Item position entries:
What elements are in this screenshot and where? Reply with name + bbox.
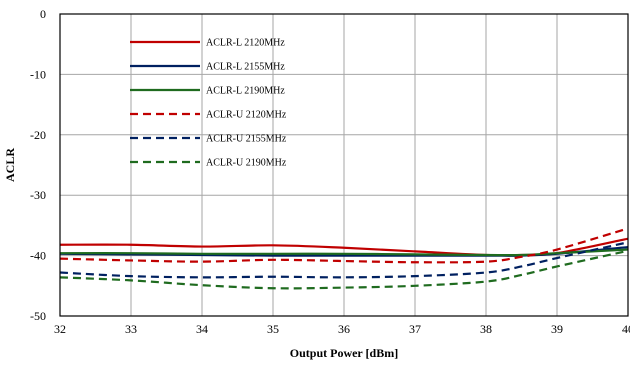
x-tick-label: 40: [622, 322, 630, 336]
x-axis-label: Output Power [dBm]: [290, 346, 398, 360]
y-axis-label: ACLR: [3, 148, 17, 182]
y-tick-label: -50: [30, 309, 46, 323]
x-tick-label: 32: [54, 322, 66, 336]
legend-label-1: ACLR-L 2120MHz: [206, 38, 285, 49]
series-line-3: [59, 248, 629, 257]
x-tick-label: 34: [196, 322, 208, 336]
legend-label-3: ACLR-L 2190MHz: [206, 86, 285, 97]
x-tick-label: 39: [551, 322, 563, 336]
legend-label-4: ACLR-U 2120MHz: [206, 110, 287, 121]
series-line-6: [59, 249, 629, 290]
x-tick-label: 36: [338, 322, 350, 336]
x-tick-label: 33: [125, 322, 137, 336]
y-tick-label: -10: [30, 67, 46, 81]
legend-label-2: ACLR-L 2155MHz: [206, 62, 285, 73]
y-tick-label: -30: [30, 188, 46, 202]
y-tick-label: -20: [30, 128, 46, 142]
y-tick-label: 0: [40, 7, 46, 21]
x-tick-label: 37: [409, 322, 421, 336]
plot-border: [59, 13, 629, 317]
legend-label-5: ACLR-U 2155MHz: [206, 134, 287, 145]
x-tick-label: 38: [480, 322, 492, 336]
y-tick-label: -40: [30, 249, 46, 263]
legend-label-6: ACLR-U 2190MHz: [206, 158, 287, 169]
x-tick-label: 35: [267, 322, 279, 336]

==

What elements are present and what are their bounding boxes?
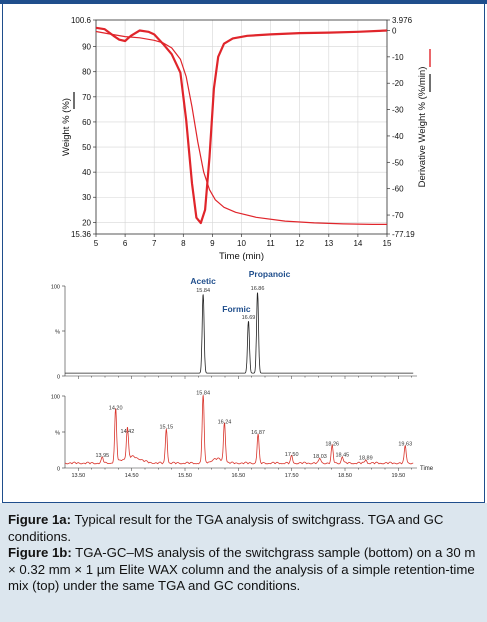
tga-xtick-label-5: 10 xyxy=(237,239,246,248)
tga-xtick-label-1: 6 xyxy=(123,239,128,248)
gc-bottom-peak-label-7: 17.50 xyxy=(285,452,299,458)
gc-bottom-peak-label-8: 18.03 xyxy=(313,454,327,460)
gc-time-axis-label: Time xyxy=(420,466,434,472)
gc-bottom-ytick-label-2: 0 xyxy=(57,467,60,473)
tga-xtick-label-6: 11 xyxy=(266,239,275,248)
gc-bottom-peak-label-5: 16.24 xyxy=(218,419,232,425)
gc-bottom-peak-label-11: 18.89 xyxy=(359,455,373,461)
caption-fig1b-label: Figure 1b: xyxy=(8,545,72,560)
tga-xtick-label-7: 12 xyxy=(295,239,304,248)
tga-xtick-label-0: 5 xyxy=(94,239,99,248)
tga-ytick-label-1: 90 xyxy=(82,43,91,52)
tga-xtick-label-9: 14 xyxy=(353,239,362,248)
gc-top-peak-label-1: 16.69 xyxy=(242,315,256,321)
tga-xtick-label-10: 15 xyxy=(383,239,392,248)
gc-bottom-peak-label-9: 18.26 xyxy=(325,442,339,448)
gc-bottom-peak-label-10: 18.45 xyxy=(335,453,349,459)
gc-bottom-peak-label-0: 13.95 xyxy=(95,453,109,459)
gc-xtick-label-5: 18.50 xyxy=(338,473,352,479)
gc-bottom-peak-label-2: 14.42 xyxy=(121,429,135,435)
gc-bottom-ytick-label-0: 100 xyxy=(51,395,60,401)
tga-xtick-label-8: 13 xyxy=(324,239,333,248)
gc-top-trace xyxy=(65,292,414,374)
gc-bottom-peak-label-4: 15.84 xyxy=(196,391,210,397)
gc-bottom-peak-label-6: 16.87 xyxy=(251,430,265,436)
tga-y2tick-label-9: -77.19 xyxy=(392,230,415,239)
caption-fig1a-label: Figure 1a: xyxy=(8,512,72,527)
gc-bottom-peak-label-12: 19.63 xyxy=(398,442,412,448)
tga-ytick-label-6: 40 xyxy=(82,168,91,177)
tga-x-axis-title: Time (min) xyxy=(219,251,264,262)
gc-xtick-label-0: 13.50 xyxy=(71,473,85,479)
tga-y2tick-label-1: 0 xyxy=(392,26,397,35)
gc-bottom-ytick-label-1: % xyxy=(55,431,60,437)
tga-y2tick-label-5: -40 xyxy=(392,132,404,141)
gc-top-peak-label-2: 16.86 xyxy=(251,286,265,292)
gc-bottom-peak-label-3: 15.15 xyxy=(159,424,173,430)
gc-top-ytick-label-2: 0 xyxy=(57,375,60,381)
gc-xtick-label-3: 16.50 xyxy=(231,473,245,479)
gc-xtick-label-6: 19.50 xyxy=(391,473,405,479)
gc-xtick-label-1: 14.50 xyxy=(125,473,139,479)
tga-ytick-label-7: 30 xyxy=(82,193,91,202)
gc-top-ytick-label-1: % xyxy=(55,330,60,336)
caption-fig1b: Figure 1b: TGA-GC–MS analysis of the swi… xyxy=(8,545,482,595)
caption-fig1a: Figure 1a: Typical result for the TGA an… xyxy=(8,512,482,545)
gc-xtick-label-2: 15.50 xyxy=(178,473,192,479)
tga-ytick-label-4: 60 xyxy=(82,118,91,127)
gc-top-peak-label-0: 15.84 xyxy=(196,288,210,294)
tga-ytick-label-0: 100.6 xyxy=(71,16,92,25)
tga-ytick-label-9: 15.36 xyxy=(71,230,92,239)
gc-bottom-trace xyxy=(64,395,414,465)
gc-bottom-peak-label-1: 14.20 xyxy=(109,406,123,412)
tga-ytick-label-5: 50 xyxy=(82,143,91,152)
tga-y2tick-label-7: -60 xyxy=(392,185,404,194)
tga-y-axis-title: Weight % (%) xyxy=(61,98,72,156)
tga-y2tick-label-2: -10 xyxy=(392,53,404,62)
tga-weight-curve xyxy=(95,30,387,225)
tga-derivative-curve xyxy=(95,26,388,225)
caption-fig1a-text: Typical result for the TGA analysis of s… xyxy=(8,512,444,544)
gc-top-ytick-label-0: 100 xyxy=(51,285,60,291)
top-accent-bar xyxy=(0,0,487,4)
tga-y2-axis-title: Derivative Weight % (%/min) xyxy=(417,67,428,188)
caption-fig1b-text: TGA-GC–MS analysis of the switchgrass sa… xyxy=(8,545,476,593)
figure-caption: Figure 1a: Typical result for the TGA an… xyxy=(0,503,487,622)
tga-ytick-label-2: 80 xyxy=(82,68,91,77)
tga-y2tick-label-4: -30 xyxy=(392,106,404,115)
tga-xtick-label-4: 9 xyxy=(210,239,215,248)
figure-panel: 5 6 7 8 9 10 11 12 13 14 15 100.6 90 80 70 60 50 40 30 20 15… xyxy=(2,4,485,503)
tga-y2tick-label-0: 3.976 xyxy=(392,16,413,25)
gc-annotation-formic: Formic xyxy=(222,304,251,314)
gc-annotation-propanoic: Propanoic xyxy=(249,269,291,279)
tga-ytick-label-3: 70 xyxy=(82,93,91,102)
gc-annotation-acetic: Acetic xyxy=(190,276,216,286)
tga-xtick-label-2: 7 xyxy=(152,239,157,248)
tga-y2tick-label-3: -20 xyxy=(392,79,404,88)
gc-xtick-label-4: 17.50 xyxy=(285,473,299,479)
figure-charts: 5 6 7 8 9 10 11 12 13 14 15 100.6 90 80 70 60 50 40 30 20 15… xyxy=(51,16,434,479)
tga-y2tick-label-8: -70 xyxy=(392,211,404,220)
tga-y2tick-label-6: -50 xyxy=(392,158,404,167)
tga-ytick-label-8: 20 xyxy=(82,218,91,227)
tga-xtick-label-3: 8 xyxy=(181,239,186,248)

*INSTRUCTIONS FOR THE TASK*
Transcribe without alteration everything in the entries above from the line containing "tga-xtick-label-5: 10 xyxy=(237,239,246,248)" down to the line containing "gc-time-axis-label: Time xyxy=(420,466,434,472)", both of those lines included.

*ANSWER FOR THE TASK*
tga-xtick-label-5: 10 xyxy=(237,239,246,248)
tga-xtick-label-1: 6 xyxy=(123,239,128,248)
gc-bottom-peak-label-7: 17.50 xyxy=(285,452,299,458)
gc-bottom-peak-label-8: 18.03 xyxy=(313,454,327,460)
gc-time-axis-label: Time xyxy=(420,466,434,472)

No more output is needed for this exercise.